─── Extrait retenu
Cerf, coll. « Cogitatio Fidei », 2006, 558 p., 44 euros.
« Vous avez reçu gratuitement, donnez gratuitement... » Le conseil évangélique accompagne en sourdine la lecture de ce livre. Reconnaissant comme une « grâce particulière » sa longue familiarité avec les Pères de l’Église et Thomas d’Aquin, Jean-Charles Nault, bénédictin de Saint-Wandrille, fait de son étude « une occasion de contemplation et de prière ». Si sa rigueur est celle d’une thèse, la cordialité de son écriture permet à tout lecteur de bonne volonté d’en ouvrir les pages avec largesse, éprouvant un appétit grandissant pour le sujet. L’invité au festin de La saveur de Dieu peut alors s’engager avec confiance sur la voie de la béatitude balisée par Thomas d’Aquin. Il apprendra à reconnaître, pour mieux les déjouer, les pièges de l’acédie, cette étrange passion qui ronge, jusqu’à vouloir la détruire, l’amitié entre Dieu et l’homme.
Le sommet du livre, la doctrine personnelle de saint Thomas, oriente la première partie qui cerne le vocabulaire mouvant concernant l’acédie et sa place fluctuante dans la liste des passions mauvaises ou vices ou péchés capitaux. Des Pères du désert aux théologiens médiévaux, de nombreux compagnons de route font traverser au lecteur les différents paysages de l’acédie : manifestation du désir égocentrique s’opposant au désir de Dieu pour Évagre ; une des formes de la tristesse déclinées par Jean Damascène ; désertion et fuite de l’action repérées par Cassien ; dégoût des choses divines chez Benoît... Hugues de Saint-Victor (XIIe siècle) confirme l’extension de l’acédie du milieu monastique au monde séculier et laïc.
──────
Consigne
Recopiez le passage de l'extrait sur l'acédie qui commence aux mots « Le sommet du » et s'arrête après « séculier et laïc. », en remplaçant « compagnons de route » par « guides ». Le listing qui suit forme un matériau distinct, indépendant de l'extrait sur l'acédie.
─── Données sources
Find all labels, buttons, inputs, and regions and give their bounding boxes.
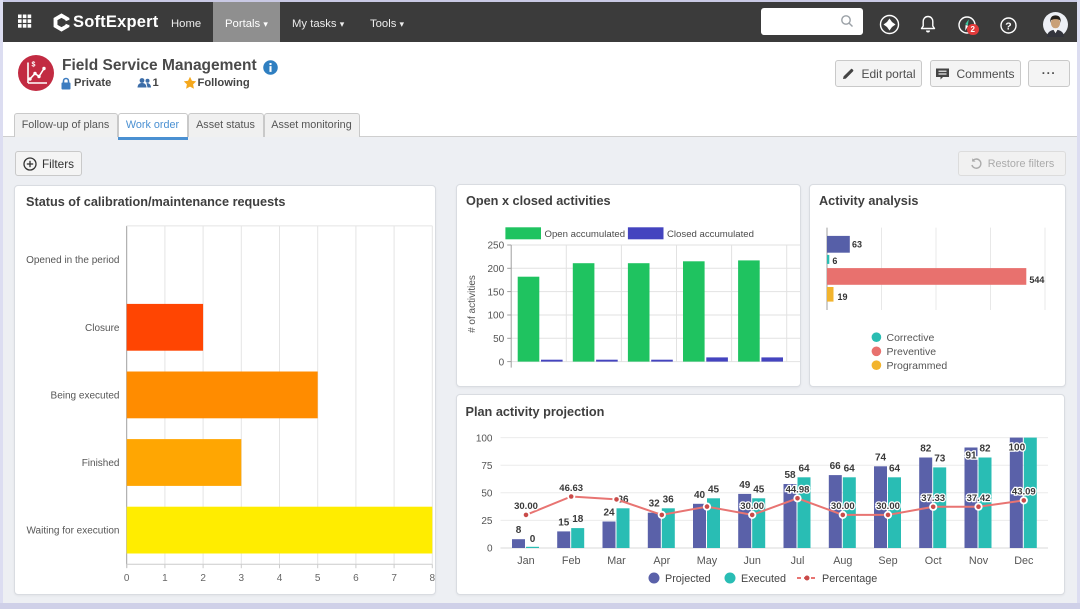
──────
Corrigé
Le sommet du livre, la doctrine personnelle de saint Thomas, oriente la première partie qui cerne le vocabulaire mouvant concernant l’acédie et sa place fluctuante dans la liste des passions mauvaises ou vices ou péchés capitaux. Des Pères du désert aux théologiens médiévaux, de nombreux guides font traverser au lecteur les différents paysages de l’acédie : manifestation du désir égocentrique s’opposant au désir de Dieu pour Évagre ; une des formes de la tristesse déclinées par Jean Damascène ; désertion et fuite de l’action repérées par Cassien ; dégoût des choses divines chez Benoît... Hugues de Saint-Victor (XIIe siècle) confirme l’extension de l’acédie du milieu monastique au monde séculier et laïc.